Exercise brief
Each entry should be quoted word for word, including every mark of punctuation.

[start of Items]

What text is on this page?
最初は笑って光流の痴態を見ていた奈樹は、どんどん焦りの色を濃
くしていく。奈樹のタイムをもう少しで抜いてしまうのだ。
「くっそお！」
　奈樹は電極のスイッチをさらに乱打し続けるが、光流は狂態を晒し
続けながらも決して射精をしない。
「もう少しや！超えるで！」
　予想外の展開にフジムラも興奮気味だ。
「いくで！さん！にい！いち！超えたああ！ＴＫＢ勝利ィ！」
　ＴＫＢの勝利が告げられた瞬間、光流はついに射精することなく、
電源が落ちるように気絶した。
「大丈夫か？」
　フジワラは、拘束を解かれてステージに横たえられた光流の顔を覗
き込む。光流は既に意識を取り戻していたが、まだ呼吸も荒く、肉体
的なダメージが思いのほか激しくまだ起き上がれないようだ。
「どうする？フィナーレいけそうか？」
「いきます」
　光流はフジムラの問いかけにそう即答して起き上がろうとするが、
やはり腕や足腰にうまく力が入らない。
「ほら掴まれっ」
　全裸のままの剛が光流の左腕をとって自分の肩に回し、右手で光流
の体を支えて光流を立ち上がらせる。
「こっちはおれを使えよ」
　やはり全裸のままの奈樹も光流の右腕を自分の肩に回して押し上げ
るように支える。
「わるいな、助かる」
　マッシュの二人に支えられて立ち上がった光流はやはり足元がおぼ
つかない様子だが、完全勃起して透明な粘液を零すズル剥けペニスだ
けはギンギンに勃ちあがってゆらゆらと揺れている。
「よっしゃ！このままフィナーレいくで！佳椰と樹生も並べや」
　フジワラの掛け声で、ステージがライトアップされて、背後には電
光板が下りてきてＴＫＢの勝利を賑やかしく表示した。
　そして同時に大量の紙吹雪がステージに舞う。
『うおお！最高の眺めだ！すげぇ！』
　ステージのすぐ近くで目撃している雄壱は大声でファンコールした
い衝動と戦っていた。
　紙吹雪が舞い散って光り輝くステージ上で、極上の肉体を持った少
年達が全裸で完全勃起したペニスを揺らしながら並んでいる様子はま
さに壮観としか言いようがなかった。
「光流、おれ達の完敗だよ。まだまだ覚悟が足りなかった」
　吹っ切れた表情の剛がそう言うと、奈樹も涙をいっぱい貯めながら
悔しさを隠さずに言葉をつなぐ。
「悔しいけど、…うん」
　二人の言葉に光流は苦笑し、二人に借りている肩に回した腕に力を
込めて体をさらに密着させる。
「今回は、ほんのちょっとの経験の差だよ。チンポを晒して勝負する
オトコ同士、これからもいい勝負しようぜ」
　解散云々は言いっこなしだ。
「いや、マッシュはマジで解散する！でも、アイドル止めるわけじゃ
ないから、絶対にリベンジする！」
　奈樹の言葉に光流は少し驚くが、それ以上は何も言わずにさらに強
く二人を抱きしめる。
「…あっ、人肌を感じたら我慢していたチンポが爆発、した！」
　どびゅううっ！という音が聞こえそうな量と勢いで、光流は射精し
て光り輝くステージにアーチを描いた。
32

[end of Items]

Task result
What text is on this page?
最初は笑って光流の痴態を見ていた奈樹は、どんどん焦りの色を濃
くしていく。奈樹のタイムをもう少しで抜いてしまうのだ。
「くっそお！」
　奈樹は電極のスイッチをさらに乱打し続けるが、光流は狂態を晒し
続けながらも決して射精をしない。
「もう少しや！超えるで！」
　予想外の展開にフジムラも興奮気味だ。
「いくで！さん！にい！いち！超えたああ！ＴＫＢ勝利ィ！」
　ＴＫＢの勝利が告げられた瞬間、光流はついに射精することなく、
電源が落ちるように気絶した。
「大丈夫か？」
　フジワラは、拘束を解かれてステージに横たえられた光流の顔を覗
き込む。光流は既に意識を取り戻していたが、まだ呼吸も荒く、肉体
的なダメージが思いのほか激しくまだ起き上がれないようだ。
「どうする？フィナーレいけそうか？」
「いきます」
　光流はフジムラの問いかけにそう即答して起き上がろうとするが、
やはり腕や足腰にうまく力が入らない。
「ほら掴まれっ」
　全裸のままの剛が光流の左腕をとって自分の肩に回し、右手で光流
の体を支えて光流を立ち上がらせる。
「こっちはおれを使えよ」
　やはり全裸のままの奈樹も光流の右腕を自分の肩に回して押し上げ
るように支える。
「わるいな、助かる」
　マッシュの二人に支えられて立ち上がった光流はやはり足元がおぼ
つかない様子だが、完全勃起して透明な粘液を零すズル剥けペニスだ
けはギンギンに勃ちあがってゆらゆらと揺れている。
「よっしゃ！このままフィナーレいくで！佳椰と樹生も並べや」
　フジワラの掛け声で、ステージがライトアップされて、背後には電
光板が下りてきてＴＫＢの勝利を賑やかしく表示した。
　そして同時に大量の紙吹雪がステージに舞う。
『うおお！最高の眺めだ！すげぇ！』
　ステージのすぐ近くで目撃している雄壱は大声でファンコールした
い衝動と戦っていた。
　紙吹雪が舞い散って光り輝くステージ上で、極上の肉体を持った少
年達が全裸で完全勃起したペニスを揺らしながら並んでいる様子はま
さに壮観としか言いようがなかった。
「光流、おれ達の完敗だよ。まだまだ覚悟が足りなかった」
　吹っ切れた表情の剛がそう言うと、奈樹も涙をいっぱい貯めながら
悔しさを隠さずに言葉をつなぐ。
「悔しいけど、…うん」
　二人の言葉に光流は苦笑し、二人に借りている肩に回した腕に力を
込めて体をさらに密着させる。
「今回は、ほんのちょっとの経験の差だよ。チンポを晒して勝負する
オトコ同士、これからもいい勝負しようぜ」
　解散云々は言いっこなしだ。
「いや、マッシュはマジで解散する！でも、アイドル止めるわけじゃ
ないから、絶対にリベンジする！」
　奈樹の言葉に光流は少し驚くが、それ以上は何も言わずにさらに強
く二人を抱きしめる。
「…あっ、人肌を感じたら我慢していたチンポが爆発、した！」
　どびゅううっ！という音が聞こえそうな量と勢いで、光流は射精し
て光り輝くステージにアーチを描いた。
32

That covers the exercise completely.